* **PROBLEM DESCRIPTION**
Output every line exactly as written. Leave out pictures.

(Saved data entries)
<<<<

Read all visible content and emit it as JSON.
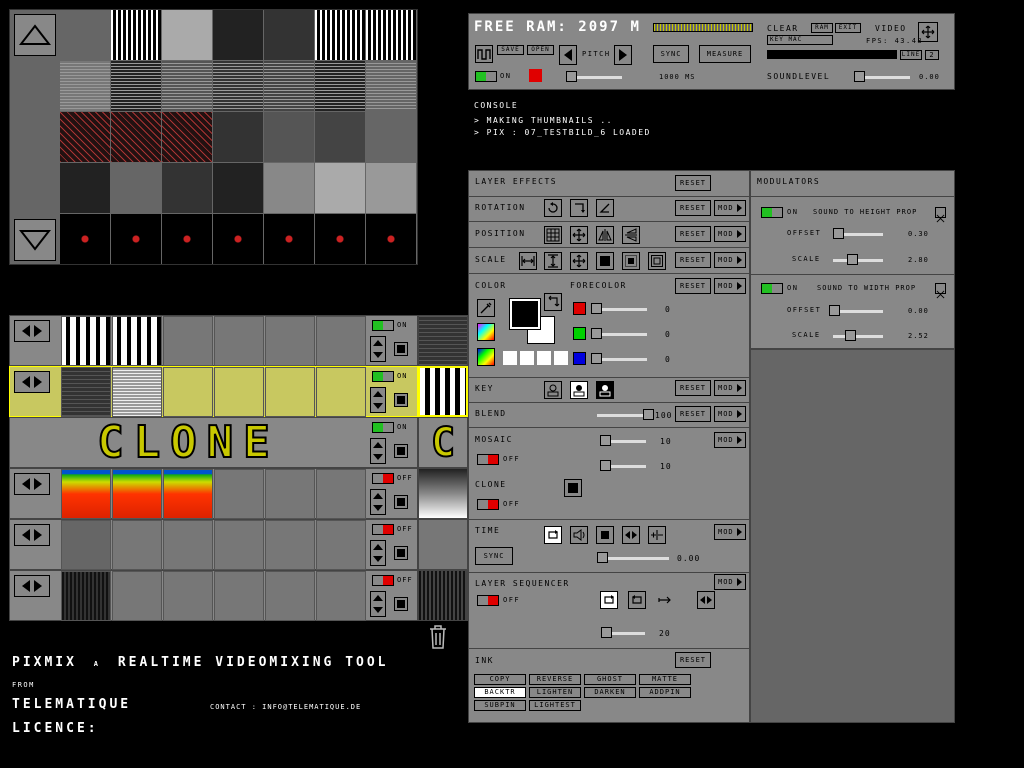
{
  "footer": {
    "app_name": "PIXMIX",
    "a": "A",
    "tagline": "REALTIME VIDEOMIXING TOOL",
    "from": "FROM",
    "company": "TELEMATIQUE",
    "licence": "LICENCE:",
    "contact": "CONTACT : INFO@TELEMATIQUE.DE"
  },
  "top": {
    "free_ram_label": "FREE RAM:",
    "free_ram_value": "2097 M",
    "clear": "CLEAR",
    "ram": "RAM",
    "exit": "EXIT",
    "video": "VIDEO",
    "key_mac": "KEY MAC",
    "fps_label": "FPS:",
    "fps_value": "43.48",
    "line": "LINE",
    "line_value": "2",
    "save": "SAVE",
    "open": "OPEN",
    "pitch": "PITCH",
    "sync": "SYNC",
    "measure": "MEASURE",
    "on": "ON",
    "ms_value": "1000 MS",
    "soundlevel": "SOUNDLEVEL",
    "soundlevel_value": "0.00"
  },
  "console": {
    "title": "CONSOLE",
    "lines": [
      "> MAKING THUMBNAILS ..",
      "> PIX : 07_TESTBILD_6 LOADED"
    ]
  },
  "effects": {
    "layer_effects": "LAYER EFFECTS",
    "reset": "RESET",
    "mod": "MOD",
    "rotation": "ROTATION",
    "position": "POSITION",
    "scale": "SCALE",
    "color": "COLOR",
    "forecolor": "FORECOLOR",
    "r_value": "0",
    "g_value": "0",
    "b_value": "0",
    "key": "KEY",
    "blend": "BLEND",
    "blend_value": "100",
    "mosaic": "MOSAIC",
    "mosaic_x": "10",
    "mosaic_y": "10",
    "off": "OFF",
    "clone": "CLONE",
    "time": "TIME",
    "time_sync": "SYNC",
    "time_value": "0.00",
    "layer_sequencer": "LAYER SEQUENCER",
    "seq_value": "20",
    "ink": "INK",
    "ink_buttons": [
      "COPY",
      "REVERSE",
      "GHOST",
      "MATTE",
      "BACKTR",
      "LIGHTEN",
      "DARKEN",
      "ADDPIN",
      "SUBPIN",
      "LIGHTEST"
    ]
  },
  "modulators": {
    "title": "MODULATORS",
    "m1": {
      "on": "ON",
      "label": "SOUND TO HEIGHT PROP",
      "offset": "OFFSET",
      "offset_value": "0.30",
      "scale": "SCALE",
      "scale_value": "2.80"
    },
    "m2": {
      "on": "ON",
      "label": "SOUND TO WIDTH PROP",
      "offset": "OFFSET",
      "offset_value": "0.00",
      "scale": "SCALE",
      "scale_value": "2.52"
    }
  },
  "layers": {
    "on": "ON",
    "off": "OFF",
    "clone_text": "CLONE",
    "clone_side": "C",
    "states": [
      "ON",
      "ON",
      "ON",
      "OFF",
      "OFF",
      "OFF"
    ]
  },
  "colors": {
    "accent_green": "#22c022",
    "accent_red": "#e00000",
    "selection": "#c8c860",
    "panel": "#888888"
  }
}
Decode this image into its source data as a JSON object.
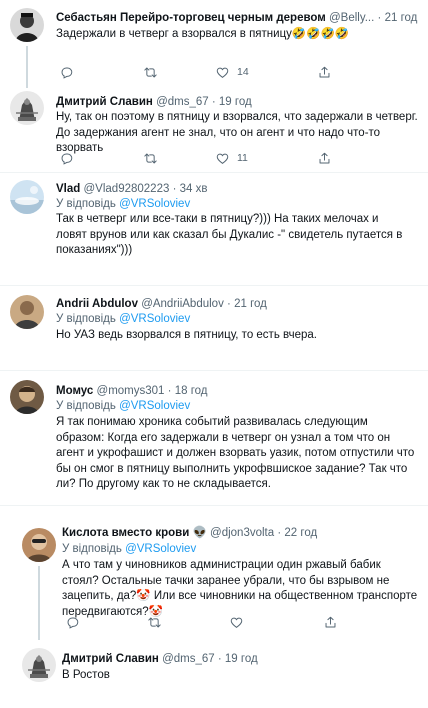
{
  "replying_to_label": "У відповідь",
  "mention": "@VRSoloviev",
  "tweets": [
    {
      "name": "Себастьян Перейро-торговец черным деревом",
      "handle": "@Belly...",
      "time": "21 год",
      "text": "Задержали в четверг а взорвался в пятницу🤣🤣🤣🤣",
      "replies": "",
      "retweets": "",
      "likes": "14"
    },
    {
      "name": "Дмитрий Славин",
      "handle": "@dms_67",
      "time": "19 год",
      "text": "Ну, так он поэтому в пятницу и взорвался, что задержали в четверг. До задержания агент не знал, что он агент и что надо что-то взорвать",
      "replies": "",
      "retweets": "",
      "likes": "11"
    },
    {
      "name": "Vlad",
      "handle": "@Vlad92802223",
      "time": "34 хв",
      "text": "Так в четверг или все-таки в пятницу?))) На таких мелочах и ловят врунов или как сказал бы Дукалис -\" свидетель путается в показаниях\")))"
    },
    {
      "name": "Andrii Abdulov",
      "handle": "@AndriiAbdulov",
      "time": "21 год",
      "text": "Но УАЗ ведь взорвался в пятницу, то есть вчера."
    },
    {
      "name": "Момус",
      "handle": "@momys301",
      "time": "18 год",
      "text": "Я так понимаю хроника событий развивалась следующим образом: Когда его задержали в четверг он узнал а том что он агент и укрофашист и должен взорвать уазик, потом отпустили что бы он смог в пятницу выполнить укрофвшиское задание? Так что ли? По другому как то не складывается."
    },
    {
      "name": "Кислота вместо крови 👽",
      "handle": "@djon3volta",
      "time": "22 год",
      "text": "А что там у чиновников администрации один ржавый бабик стоял? Остальные тачки заранее убрали, что бы взрывом не зацепить, да?🤡 Или все чиновники на общественном транспорте передвигаются?🤡"
    },
    {
      "name": "Дмитрий Славин",
      "handle": "@dms_67",
      "time": "19 год",
      "text": "В Ростов"
    }
  ],
  "icons": {
    "reply": "reply-icon",
    "retweet": "retweet-icon",
    "like": "heart-icon",
    "share": "share-icon"
  },
  "colors": {
    "link": "#1d9bf0",
    "muted": "#536471",
    "connector": "#cfd9de"
  }
}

>>>>

* **ANSWER**
Read all visible content and emit it as JSON.
{
  "footer": {
    "app_name": "PIXMIX",
    "a": "A",
    "tagline": "REALTIME VIDEOMIXING TOOL",
    "from": "FROM",
    "company": "TELEMATIQUE",
    "licence": "LICENCE:",
    "contact": "CONTACT : INFO@TELEMATIQUE.DE"
  },
  "top": {
    "free_ram_label": "FREE RAM:",
    "free_ram_value": "2097 M",
    "clear": "CLEAR",
    "ram": "RAM",
    "exit": "EXIT",
    "video": "VIDEO",
    "key_mac": "KEY MAC",
    "fps_label": "FPS:",
    "fps_value": "43.48",
    "line": "LINE",
    "line_value": "2",
    "save": "SAVE",
    "open": "OPEN",
    "pitch": "PITCH",
    "sync": "SYNC",
    "measure": "MEASURE",
    "on": "ON",
    "ms_value": "1000 MS",
    "soundlevel": "SOUNDLEVEL",
    "soundlevel_value": "0.00"
  },
  "console": {
    "title": "CONSOLE",
    "lines": [
      "> MAKING THUMBNAILS ..",
      "> PIX : 07_TESTBILD_6 LOADED"
    ]
  },
  "effects": {
    "layer_effects": "LAYER EFFECTS",
    "reset": "RESET",
    "mod": "MOD",
    "rotation": "ROTATION",
    "position": "POSITION",
    "scale": "SCALE",
    "color": "COLOR",
    "forecolor": "FORECOLOR",
    "r_value": "0",
    "g_value": "0",
    "b_value": "0",
    "key": "KEY",
    "blend": "BLEND",
    "blend_value": "100",
    "mosaic": "MOSAIC",
    "mosaic_x": "10",
    "mosaic_y": "10",
    "off": "OFF",
    "clone": "CLONE",
    "time": "TIME",
    "time_sync": "SYNC",
    "time_value": "0.00",
    "layer_sequencer": "LAYER SEQUENCER",
    "seq_value": "20",
    "ink": "INK",
    "ink_buttons": [
      "COPY",
      "REVERSE",
      "GHOST",
      "MATTE",
      "BACKTR",
      "LIGHTEN",
      "DARKEN",
      "ADDPIN",
      "SUBPIN",
      "LIGHTEST"
    ]
  },
  "modulators": {
    "title": "MODULATORS",
    "m1": {
      "on": "ON",
      "label": "SOUND TO HEIGHT PROP",
      "offset": "OFFSET",
      "offset_value": "0.30",
      "scale": "SCALE",
      "scale_value": "2.80"
    },
    "m2": {
      "on": "ON",
      "label": "SOUND TO WIDTH PROP",
      "offset": "OFFSET",
      "offset_value": "0.00",
      "scale": "SCALE",
      "scale_value": "2.52"
    }
  },
  "layers": {
    "on": "ON",
    "off": "OFF",
    "clone_text": "CLONE",
    "clone_side": "C",
    "states": [
      "ON",
      "ON",
      "ON",
      "OFF",
      "OFF",
      "OFF"
    ]
  },
  "colors": {
    "accent_green": "#22c022",
    "accent_red": "#e00000",
    "selection": "#c8c860",
    "panel": "#888888"
  }
}
Decode this image into its source data as a JSON object.
{
  "replying_to_label": "У відповідь",
  "mention": "@VRSoloviev",
  "tweets": [
    {
      "name": "Себастьян Перейро-торговец черным деревом",
      "handle": "@Belly...",
      "time": "21 год",
      "text": "Задержали в четверг а взорвался в пятницу🤣🤣🤣🤣",
      "replies": "",
      "retweets": "",
      "likes": "14"
    },
    {
      "name": "Дмитрий Славин",
      "handle": "@dms_67",
      "time": "19 год",
      "text": "Ну, так он поэтому в пятницу и взорвался, что задержали в четверг. До задержания агент не знал, что он агент и что надо что-то взорвать",
      "replies": "",
      "retweets": "",
      "likes": "11"
    },
    {
      "name": "Vlad",
      "handle": "@Vlad92802223",
      "time": "34 хв",
      "text": "Так в четверг или все-таки в пятницу?))) На таких мелочах и ловят врунов или как сказал бы Дукалис -\" свидетель путается в показаниях\")))"
    },
    {
      "name": "Andrii Abdulov",
      "handle": "@AndriiAbdulov",
      "time": "21 год",
      "text": "Но УАЗ ведь взорвался в пятницу, то есть вчера."
    },
    {
      "name": "Момус",
      "handle": "@momys301",
      "time": "18 год",
      "text": "Я так понимаю хроника событий развивалась следующим образом: Когда его задержали в четверг он узнал а том что он агент и укрофашист и должен взорвать уазик, потом отпустили что бы он смог в пятницу выполнить укрофвшиское задание? Так что ли? По другому как то не складывается."
    },
    {
      "name": "Кислота вместо крови 👽",
      "handle": "@djon3volta",
      "time": "22 год",
      "text": "А что там у чиновников администрации один ржавый бабик стоял? Остальные тачки заранее убрали, что бы взрывом не зацепить, да?🤡 Или все чиновники на общественном транспорте передвигаются?🤡"
    },
    {
      "name": "Дмитрий Славин",
      "handle": "@dms_67",
      "time": "19 год",
      "text": "В Ростов"
    }
  ],
  "icons": {
    "reply": "reply-icon",
    "retweet": "retweet-icon",
    "like": "heart-icon",
    "share": "share-icon"
  },
  "colors": {
    "link": "#1d9bf0",
    "muted": "#536471",
    "connector": "#cfd9de"
  }
}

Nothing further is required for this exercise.